> STATED GOAL: Across the entries below, how many lines contain the word "Lebanese"? Give the number alone.

> EXTRACTED INFORMATION:
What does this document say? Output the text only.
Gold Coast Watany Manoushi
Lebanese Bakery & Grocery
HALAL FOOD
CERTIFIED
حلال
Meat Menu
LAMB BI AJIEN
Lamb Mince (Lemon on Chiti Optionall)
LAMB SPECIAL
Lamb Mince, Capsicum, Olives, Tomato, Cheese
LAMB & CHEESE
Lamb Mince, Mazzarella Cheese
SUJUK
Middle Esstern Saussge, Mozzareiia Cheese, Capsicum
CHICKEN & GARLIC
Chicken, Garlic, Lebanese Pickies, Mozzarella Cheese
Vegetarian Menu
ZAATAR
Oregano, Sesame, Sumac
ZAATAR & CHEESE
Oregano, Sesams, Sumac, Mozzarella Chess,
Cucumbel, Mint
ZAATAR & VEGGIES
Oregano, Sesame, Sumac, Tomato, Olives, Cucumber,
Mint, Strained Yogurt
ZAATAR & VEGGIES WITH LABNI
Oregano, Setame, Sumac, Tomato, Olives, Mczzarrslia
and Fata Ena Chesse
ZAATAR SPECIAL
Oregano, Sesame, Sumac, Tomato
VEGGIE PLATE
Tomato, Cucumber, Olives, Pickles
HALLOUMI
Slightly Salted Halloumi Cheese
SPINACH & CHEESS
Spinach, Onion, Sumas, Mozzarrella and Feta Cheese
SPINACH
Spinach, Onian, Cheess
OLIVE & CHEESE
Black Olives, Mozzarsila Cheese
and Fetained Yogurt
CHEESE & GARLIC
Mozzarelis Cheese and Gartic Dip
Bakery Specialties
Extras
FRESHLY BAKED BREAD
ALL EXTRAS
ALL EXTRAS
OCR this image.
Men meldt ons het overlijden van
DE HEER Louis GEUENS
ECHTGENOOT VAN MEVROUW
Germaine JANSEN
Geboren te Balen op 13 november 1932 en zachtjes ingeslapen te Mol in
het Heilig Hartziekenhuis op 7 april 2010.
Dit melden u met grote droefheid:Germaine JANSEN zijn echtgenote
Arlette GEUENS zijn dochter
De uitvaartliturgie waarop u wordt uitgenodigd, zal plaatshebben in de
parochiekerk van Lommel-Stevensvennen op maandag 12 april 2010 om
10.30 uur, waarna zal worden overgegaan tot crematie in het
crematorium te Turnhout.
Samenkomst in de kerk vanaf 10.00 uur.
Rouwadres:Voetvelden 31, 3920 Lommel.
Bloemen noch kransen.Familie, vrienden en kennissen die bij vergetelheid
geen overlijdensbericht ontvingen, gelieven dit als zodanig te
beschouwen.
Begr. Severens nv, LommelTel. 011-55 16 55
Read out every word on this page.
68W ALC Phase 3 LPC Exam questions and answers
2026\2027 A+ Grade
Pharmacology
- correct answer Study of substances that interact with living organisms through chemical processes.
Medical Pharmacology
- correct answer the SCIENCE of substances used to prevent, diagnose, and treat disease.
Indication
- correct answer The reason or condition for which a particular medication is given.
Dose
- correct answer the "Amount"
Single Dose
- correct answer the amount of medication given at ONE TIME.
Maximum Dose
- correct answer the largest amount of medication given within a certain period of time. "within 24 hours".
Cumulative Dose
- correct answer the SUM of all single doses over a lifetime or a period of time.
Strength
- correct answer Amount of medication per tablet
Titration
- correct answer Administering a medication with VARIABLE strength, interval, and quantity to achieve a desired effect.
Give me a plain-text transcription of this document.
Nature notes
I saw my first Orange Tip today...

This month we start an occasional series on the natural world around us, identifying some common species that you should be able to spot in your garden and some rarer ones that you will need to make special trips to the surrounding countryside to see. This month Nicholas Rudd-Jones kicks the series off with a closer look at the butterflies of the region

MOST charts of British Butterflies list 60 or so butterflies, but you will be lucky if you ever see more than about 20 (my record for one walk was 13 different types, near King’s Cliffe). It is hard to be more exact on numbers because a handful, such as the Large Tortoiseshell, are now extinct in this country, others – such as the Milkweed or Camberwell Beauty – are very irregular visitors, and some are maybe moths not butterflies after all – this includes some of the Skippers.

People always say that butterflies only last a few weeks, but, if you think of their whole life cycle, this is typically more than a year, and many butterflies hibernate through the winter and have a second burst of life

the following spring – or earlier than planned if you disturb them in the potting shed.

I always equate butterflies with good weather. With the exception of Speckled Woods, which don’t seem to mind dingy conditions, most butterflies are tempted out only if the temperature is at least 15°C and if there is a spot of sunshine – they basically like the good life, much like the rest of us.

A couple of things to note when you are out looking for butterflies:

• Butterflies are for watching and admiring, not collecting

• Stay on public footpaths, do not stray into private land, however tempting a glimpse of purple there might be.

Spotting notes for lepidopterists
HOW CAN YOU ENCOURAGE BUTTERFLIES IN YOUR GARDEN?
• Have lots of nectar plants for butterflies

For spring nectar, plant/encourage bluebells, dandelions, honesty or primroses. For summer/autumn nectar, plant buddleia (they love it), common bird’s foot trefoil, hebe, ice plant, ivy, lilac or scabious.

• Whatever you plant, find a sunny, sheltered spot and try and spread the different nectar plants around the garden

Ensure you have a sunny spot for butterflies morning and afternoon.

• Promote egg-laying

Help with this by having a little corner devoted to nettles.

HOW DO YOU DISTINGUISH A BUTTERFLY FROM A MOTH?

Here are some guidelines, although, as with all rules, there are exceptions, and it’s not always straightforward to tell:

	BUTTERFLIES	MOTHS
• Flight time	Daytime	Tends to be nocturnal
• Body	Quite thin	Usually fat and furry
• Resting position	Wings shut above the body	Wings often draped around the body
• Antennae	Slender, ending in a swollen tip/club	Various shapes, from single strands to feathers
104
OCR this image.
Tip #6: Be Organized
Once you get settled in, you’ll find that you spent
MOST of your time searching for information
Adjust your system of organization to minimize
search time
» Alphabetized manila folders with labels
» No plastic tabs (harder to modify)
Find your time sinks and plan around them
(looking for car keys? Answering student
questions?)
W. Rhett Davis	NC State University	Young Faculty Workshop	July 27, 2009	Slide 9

> TASK SOLUTION: 2